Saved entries
════
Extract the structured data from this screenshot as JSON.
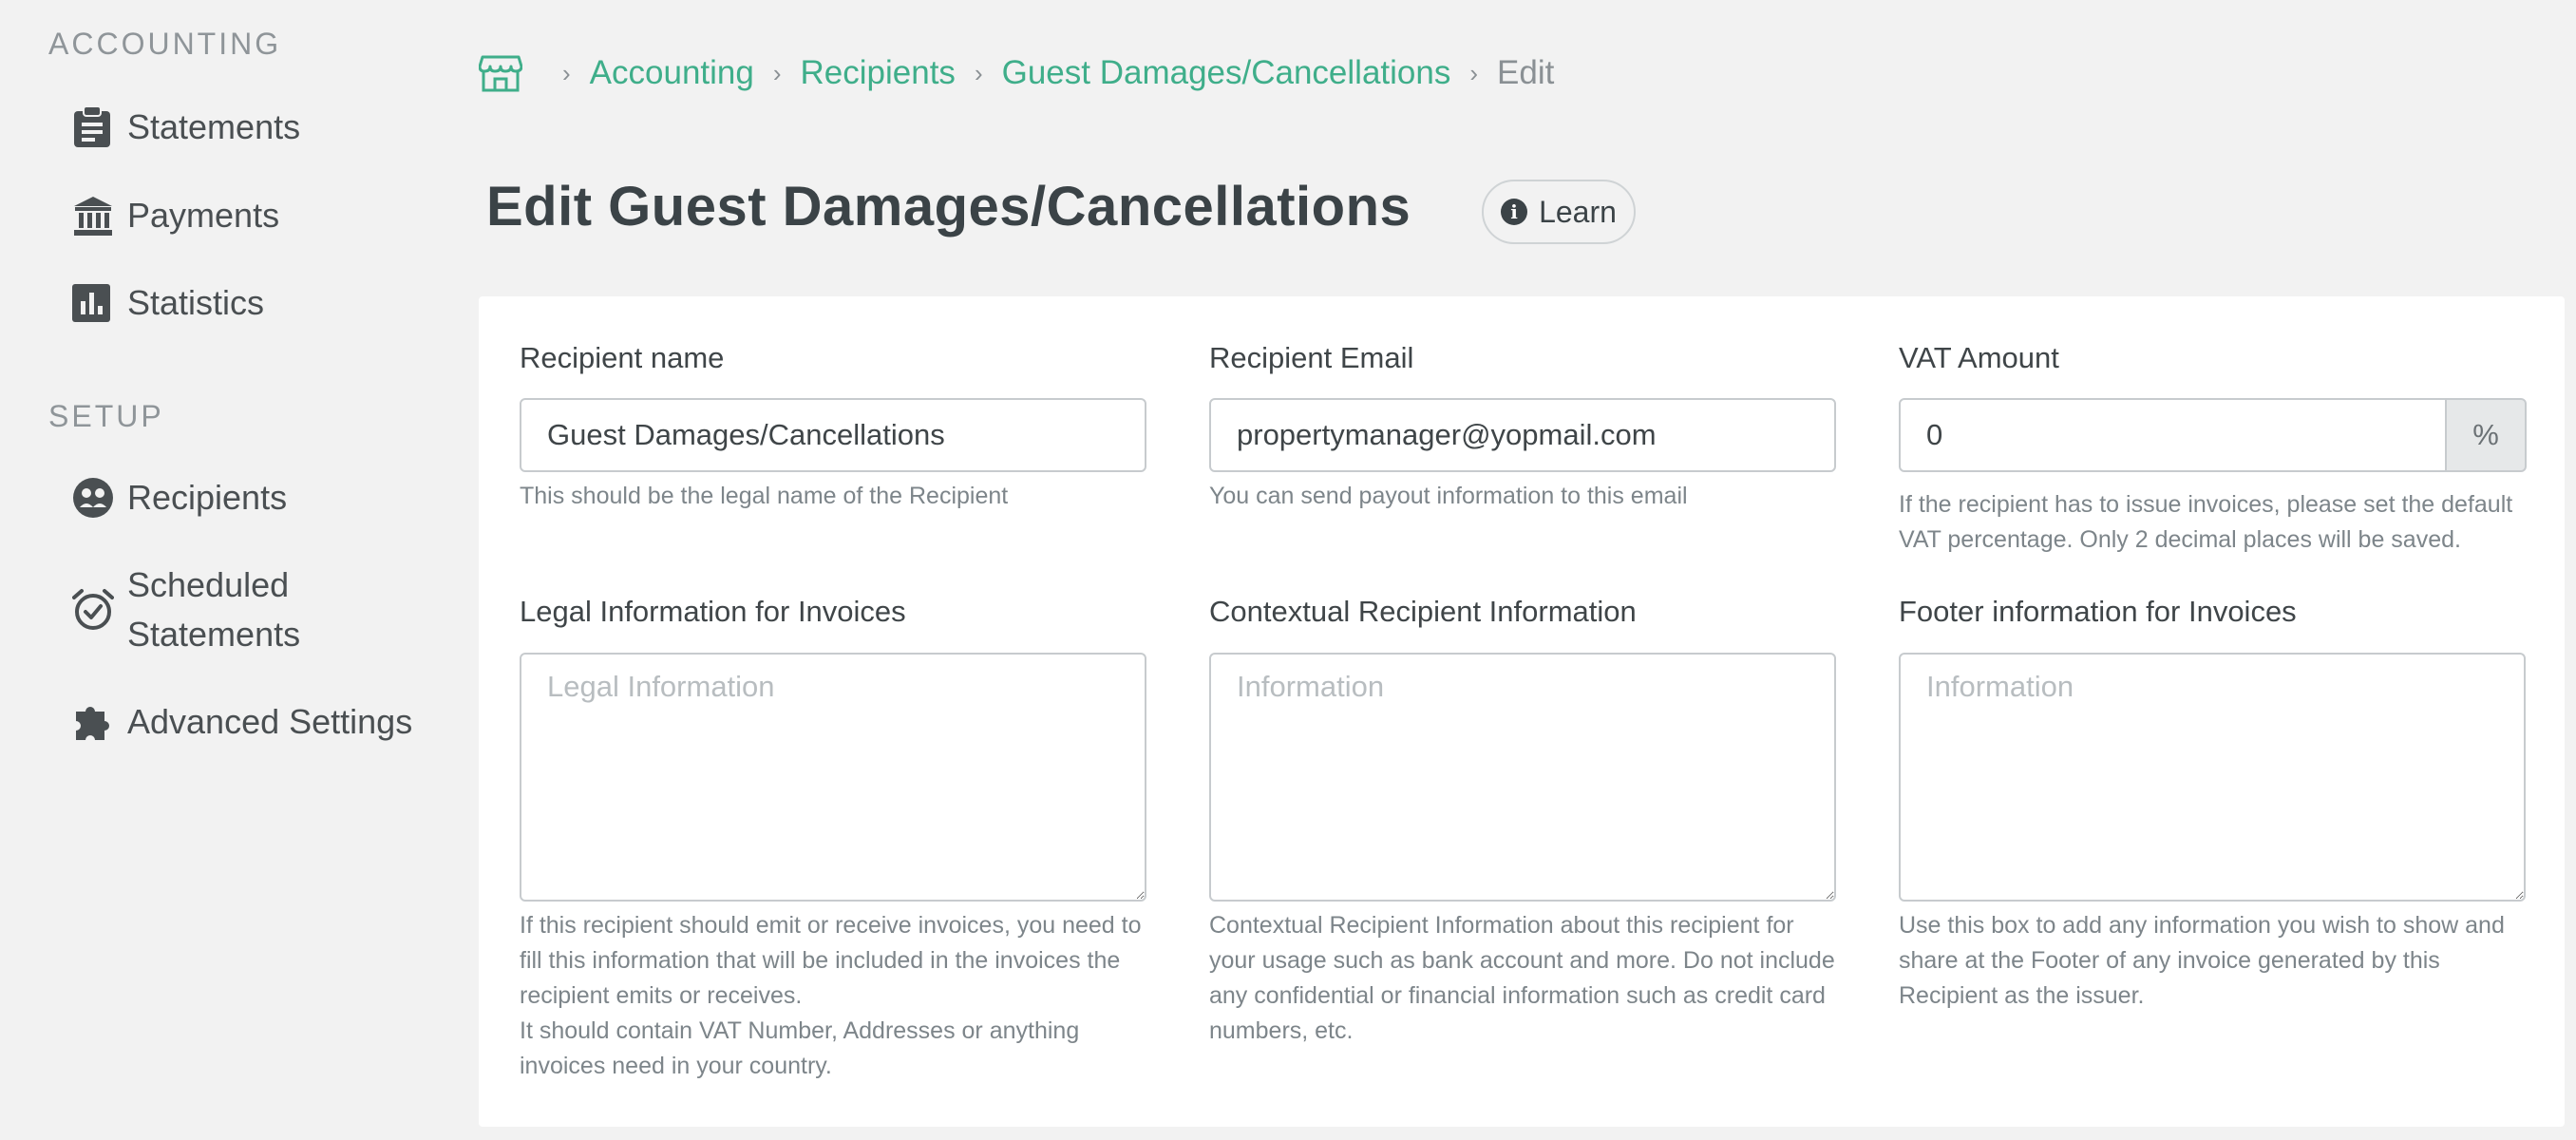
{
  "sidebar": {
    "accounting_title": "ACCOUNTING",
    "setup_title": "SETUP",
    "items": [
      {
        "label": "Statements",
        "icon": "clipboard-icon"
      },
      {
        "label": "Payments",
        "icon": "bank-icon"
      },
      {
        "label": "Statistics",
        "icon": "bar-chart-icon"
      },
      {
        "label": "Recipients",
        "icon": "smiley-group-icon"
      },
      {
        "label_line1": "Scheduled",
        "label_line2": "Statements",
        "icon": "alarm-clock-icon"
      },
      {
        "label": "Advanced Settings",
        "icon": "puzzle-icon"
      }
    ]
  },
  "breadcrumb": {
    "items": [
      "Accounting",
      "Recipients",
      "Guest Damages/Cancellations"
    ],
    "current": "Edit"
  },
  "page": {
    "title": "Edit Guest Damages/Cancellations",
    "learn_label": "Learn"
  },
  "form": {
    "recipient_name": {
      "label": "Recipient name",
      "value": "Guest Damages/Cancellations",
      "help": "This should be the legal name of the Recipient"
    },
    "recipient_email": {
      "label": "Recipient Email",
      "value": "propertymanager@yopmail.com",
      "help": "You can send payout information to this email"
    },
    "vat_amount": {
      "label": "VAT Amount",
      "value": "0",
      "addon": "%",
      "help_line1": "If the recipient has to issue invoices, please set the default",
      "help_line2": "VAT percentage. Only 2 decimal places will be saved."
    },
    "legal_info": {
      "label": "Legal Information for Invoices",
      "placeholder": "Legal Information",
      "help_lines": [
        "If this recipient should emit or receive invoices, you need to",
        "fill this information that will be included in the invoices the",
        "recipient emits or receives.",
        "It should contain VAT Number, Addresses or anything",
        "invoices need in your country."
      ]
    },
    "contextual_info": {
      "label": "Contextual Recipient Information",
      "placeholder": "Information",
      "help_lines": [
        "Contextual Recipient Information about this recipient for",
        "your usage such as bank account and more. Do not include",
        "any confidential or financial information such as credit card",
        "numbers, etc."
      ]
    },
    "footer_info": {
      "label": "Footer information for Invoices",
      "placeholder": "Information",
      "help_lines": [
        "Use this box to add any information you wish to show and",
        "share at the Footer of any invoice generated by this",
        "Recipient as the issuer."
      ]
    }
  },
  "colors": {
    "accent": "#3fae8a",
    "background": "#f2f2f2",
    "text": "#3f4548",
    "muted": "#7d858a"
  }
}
════
- **GIVEN REQUEST**:
Using the records above, gather all lines where the string "bank" is present.

- **TASK RESULT**:
        "icon": "bank-icon"
        "your usage such as bank account and more. Do not include",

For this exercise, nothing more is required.